Repeat each entry as written, dropping any picture you find.

>> Start

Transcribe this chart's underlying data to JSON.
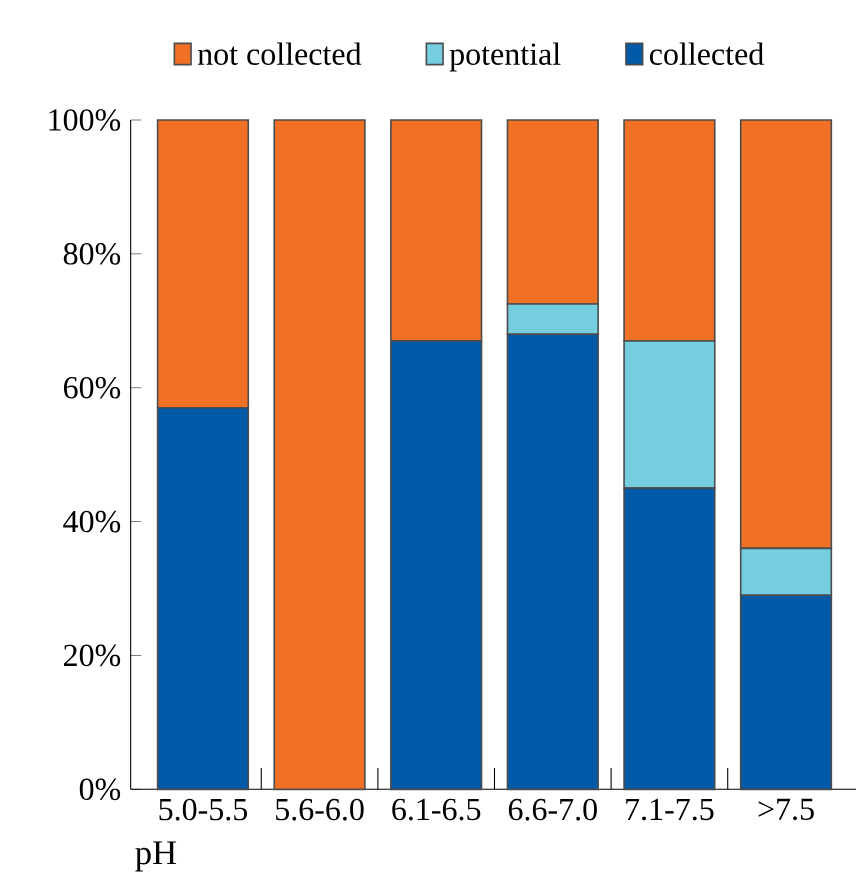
{
  "chart_data": {
    "type": "bar",
    "stacked": true,
    "xlabel": "pH",
    "categories": [
      "5.0-5.5",
      "5.6-6.0",
      "6.1-6.5",
      "6.6-7.0",
      "7.1-7.5",
      ">7.5"
    ],
    "series": [
      {
        "name": "collected",
        "color": "#005aa8",
        "values": [
          57,
          0,
          67,
          68,
          45,
          29
        ]
      },
      {
        "name": "potential",
        "color": "#74cee0",
        "values": [
          0,
          0,
          0,
          4.5,
          22,
          7
        ]
      },
      {
        "name": "not collected",
        "color": "#f07026",
        "values": [
          43,
          100,
          33,
          27.5,
          33,
          64
        ]
      }
    ],
    "ylim": [
      0,
      100
    ],
    "yticks": [
      {
        "value": 0,
        "label": "0%"
      },
      {
        "value": 20,
        "label": "20%"
      },
      {
        "value": 40,
        "label": "40%"
      },
      {
        "value": 60,
        "label": "60%"
      },
      {
        "value": 80,
        "label": "80%"
      },
      {
        "value": 100,
        "label": "100%"
      }
    ],
    "grid": false,
    "legend": "top"
  }
}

>> End

Result of the task:
Transcribe this chart's underlying data to JSON.
{
  "chart_data": {
    "type": "bar",
    "stacked": true,
    "xlabel": "pH",
    "categories": [
      "5.0-5.5",
      "5.6-6.0",
      "6.1-6.5",
      "6.6-7.0",
      "7.1-7.5",
      ">7.5"
    ],
    "series": [
      {
        "name": "collected",
        "color": "#005aa8",
        "values": [
          57,
          0,
          67,
          68,
          45,
          29
        ]
      },
      {
        "name": "potential",
        "color": "#74cee0",
        "values": [
          0,
          0,
          0,
          4.5,
          22,
          7
        ]
      },
      {
        "name": "not collected",
        "color": "#f07026",
        "values": [
          43,
          100,
          33,
          27.5,
          33,
          64
        ]
      }
    ],
    "ylim": [
      0,
      100
    ],
    "yticks": [
      {
        "value": 0,
        "label": "0%"
      },
      {
        "value": 20,
        "label": "20%"
      },
      {
        "value": 40,
        "label": "40%"
      },
      {
        "value": 60,
        "label": "60%"
      },
      {
        "value": 80,
        "label": "80%"
      },
      {
        "value": 100,
        "label": "100%"
      }
    ],
    "grid": false,
    "legend": "top"
  }
}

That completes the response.